WHAT TO PRODUCE |
Return each line that holds the word "center".

>>>

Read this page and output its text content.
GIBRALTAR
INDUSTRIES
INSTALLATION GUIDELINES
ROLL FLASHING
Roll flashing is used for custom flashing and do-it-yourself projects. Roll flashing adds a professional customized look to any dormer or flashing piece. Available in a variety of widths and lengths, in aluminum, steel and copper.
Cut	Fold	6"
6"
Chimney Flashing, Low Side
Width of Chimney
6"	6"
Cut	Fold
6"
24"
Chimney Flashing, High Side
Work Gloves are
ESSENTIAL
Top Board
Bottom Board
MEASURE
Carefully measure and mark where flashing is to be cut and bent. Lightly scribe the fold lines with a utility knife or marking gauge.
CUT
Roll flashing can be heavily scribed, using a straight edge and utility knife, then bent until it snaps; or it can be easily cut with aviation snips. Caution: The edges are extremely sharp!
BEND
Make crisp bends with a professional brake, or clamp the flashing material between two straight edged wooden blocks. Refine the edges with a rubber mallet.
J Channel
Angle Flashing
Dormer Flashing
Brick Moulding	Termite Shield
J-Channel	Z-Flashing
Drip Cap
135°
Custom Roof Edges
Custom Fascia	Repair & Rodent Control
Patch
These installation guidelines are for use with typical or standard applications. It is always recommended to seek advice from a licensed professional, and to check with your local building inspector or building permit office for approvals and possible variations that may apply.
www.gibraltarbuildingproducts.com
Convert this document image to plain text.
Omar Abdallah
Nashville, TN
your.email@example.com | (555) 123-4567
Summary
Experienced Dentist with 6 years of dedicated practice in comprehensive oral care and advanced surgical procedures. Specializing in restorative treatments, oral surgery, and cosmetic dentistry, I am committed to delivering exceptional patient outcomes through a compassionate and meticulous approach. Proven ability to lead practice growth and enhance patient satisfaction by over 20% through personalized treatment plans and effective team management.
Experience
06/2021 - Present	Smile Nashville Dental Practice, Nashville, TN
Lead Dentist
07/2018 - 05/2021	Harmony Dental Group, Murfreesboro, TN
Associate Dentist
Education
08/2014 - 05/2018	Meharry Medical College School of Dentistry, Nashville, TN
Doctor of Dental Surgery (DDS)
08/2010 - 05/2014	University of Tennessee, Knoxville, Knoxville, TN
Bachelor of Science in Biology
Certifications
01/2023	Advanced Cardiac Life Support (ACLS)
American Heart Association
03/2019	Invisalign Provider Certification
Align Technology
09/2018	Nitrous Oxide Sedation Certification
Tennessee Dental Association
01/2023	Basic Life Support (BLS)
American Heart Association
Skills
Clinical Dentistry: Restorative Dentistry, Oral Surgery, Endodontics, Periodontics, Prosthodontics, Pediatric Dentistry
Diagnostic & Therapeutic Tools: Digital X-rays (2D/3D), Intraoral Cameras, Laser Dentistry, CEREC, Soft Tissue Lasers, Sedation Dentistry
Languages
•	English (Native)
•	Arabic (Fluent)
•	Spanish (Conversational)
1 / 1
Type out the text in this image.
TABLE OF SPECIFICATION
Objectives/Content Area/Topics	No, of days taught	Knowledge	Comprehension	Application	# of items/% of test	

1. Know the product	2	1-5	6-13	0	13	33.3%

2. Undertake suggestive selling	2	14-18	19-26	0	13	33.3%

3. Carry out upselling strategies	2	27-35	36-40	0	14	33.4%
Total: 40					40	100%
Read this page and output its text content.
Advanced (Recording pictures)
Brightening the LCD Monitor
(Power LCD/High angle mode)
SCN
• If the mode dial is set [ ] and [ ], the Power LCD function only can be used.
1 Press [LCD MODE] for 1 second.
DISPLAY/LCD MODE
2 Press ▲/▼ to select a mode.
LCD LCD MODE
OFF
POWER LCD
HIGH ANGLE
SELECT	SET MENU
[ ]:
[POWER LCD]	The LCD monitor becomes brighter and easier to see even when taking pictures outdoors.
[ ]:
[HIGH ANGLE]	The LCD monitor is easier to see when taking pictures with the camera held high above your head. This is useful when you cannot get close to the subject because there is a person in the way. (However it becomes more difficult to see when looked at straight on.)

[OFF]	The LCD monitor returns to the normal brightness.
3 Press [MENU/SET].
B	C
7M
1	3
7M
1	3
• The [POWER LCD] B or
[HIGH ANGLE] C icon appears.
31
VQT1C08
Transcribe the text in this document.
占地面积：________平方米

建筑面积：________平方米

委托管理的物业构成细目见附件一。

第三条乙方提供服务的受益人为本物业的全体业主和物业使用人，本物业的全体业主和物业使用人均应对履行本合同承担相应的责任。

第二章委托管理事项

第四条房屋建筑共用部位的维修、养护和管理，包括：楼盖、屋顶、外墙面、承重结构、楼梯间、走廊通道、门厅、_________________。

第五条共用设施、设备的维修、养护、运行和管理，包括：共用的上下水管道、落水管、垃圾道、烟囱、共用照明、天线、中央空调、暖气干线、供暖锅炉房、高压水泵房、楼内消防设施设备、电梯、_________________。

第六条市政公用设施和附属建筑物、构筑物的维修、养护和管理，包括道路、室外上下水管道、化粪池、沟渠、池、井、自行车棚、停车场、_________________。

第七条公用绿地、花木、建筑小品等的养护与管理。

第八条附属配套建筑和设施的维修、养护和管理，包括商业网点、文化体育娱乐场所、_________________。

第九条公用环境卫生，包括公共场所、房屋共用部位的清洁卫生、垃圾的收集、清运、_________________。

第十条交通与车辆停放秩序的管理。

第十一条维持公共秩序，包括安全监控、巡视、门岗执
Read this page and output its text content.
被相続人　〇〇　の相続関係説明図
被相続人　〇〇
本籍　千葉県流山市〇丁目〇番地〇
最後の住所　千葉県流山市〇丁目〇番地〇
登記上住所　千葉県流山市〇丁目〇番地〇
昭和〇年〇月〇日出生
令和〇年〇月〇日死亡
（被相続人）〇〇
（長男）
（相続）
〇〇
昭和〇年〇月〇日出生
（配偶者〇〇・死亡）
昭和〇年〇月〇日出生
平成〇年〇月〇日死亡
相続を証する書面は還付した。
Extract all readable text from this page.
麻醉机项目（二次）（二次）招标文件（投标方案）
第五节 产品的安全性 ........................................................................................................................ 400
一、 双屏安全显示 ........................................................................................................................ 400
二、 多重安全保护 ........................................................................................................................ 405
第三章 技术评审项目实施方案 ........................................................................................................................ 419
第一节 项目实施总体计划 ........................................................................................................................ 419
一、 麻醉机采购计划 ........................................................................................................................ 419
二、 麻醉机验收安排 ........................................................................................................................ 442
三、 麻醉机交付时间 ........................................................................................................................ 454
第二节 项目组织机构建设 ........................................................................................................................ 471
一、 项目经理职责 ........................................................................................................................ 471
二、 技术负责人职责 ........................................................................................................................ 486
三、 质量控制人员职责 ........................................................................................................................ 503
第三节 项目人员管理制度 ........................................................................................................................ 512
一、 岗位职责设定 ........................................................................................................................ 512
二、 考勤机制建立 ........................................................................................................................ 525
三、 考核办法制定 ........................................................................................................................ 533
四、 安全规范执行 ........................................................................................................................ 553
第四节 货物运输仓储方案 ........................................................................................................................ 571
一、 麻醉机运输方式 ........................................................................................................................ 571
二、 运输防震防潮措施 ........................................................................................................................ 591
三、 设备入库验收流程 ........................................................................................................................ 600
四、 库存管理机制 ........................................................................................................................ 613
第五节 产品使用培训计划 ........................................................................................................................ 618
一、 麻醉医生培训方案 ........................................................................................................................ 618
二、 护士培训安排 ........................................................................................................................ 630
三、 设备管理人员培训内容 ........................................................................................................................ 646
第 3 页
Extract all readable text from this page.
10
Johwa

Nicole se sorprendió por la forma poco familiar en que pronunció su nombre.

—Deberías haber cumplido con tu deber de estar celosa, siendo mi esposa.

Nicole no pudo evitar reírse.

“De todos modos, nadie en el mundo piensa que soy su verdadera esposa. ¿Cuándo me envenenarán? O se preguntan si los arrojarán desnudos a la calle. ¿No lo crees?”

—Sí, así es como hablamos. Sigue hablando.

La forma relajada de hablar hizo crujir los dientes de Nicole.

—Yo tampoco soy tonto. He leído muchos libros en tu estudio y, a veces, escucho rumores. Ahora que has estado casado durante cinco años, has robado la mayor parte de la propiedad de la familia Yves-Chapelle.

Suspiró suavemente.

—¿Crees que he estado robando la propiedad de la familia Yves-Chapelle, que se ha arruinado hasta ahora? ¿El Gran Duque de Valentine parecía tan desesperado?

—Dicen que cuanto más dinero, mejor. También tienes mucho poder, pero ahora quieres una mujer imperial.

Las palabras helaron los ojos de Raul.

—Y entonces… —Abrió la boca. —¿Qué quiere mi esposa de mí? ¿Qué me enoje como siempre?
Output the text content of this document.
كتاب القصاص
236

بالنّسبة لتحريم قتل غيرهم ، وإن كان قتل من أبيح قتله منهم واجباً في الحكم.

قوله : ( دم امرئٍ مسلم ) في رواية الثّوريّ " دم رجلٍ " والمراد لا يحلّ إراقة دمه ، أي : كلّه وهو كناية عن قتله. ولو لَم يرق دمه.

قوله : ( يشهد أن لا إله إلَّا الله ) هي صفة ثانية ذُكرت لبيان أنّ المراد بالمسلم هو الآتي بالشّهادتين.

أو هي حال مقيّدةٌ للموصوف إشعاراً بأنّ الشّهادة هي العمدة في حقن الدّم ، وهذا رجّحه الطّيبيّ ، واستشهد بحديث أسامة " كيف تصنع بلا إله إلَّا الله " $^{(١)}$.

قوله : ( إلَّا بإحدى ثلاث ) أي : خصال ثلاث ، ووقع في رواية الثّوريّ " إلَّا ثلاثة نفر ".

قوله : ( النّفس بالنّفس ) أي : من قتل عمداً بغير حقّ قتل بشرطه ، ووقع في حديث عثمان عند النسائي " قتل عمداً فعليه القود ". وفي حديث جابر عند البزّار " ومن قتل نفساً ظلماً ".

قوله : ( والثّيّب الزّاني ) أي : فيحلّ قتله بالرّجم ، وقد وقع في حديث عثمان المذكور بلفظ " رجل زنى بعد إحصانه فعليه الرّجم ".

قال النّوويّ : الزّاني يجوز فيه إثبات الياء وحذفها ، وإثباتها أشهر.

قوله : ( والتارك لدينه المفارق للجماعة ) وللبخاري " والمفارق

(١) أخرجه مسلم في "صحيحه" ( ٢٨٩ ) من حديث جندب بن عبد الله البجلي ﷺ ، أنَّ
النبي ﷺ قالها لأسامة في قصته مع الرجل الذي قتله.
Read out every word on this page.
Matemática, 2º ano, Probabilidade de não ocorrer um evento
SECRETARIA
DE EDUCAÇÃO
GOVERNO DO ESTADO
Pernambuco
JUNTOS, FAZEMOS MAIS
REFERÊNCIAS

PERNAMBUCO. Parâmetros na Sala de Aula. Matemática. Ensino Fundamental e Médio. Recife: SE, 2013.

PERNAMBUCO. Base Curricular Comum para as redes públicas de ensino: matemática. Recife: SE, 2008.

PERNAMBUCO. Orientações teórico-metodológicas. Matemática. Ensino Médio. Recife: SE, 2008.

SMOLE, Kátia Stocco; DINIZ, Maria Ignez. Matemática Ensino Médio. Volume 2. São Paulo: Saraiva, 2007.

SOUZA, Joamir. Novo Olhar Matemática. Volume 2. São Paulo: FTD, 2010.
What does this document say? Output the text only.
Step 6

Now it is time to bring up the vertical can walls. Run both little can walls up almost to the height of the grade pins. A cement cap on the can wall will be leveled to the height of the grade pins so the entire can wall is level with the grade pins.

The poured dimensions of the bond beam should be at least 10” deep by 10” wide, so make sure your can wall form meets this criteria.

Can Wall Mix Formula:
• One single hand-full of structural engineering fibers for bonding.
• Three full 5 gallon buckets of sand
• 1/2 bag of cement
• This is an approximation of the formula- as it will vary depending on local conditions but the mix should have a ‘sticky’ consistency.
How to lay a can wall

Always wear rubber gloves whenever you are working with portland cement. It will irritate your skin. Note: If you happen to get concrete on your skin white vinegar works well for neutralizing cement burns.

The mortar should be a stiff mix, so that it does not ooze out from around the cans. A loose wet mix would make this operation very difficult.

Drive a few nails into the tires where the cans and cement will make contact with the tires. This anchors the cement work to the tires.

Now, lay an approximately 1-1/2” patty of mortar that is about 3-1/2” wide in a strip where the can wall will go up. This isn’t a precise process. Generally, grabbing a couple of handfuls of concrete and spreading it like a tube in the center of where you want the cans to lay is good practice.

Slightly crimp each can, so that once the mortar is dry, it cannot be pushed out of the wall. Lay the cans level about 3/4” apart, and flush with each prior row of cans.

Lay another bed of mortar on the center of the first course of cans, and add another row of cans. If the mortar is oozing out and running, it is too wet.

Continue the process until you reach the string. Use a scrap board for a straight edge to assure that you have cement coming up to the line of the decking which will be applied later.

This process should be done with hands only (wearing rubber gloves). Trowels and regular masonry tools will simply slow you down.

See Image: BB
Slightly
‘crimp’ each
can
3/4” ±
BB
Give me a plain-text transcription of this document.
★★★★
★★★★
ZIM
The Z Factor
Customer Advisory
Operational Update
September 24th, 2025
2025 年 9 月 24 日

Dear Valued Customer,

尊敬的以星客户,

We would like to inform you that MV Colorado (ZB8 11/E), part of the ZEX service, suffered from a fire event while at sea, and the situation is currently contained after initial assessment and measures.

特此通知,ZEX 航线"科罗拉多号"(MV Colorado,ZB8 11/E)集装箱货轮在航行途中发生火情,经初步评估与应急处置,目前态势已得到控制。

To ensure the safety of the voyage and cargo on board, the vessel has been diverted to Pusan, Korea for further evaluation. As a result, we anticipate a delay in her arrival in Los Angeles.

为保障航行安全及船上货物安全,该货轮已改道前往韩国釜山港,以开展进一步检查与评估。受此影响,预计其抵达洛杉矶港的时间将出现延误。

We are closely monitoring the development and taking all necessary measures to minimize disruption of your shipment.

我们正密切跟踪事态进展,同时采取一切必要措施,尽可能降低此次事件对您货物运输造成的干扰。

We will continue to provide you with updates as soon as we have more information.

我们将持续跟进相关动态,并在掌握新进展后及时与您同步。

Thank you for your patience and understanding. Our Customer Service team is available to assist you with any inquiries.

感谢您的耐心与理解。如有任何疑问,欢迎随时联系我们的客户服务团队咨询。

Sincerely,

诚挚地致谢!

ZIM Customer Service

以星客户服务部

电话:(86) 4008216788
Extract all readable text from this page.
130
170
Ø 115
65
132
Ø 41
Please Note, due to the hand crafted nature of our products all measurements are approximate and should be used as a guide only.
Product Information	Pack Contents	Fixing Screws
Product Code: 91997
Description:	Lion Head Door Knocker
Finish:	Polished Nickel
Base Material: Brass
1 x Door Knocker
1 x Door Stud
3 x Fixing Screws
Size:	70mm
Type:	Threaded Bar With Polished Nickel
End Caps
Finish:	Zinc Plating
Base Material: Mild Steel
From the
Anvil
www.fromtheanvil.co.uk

<<<

RESULT OF THIS TASK |
Now, lay an approximately 1-1/2” patty of mortar that is about 3-1/2” wide in a strip where the can wall will go up. This isn’t a precise process. Generally, grabbing a couple of handfuls of concrete and spreading it like a tube in the center of where you want the cans to lay is good practice.
Lay another bed of mortar on the center of the first course of cans, and add another row of cans. If the mortar is oozing out and running, it is too wet.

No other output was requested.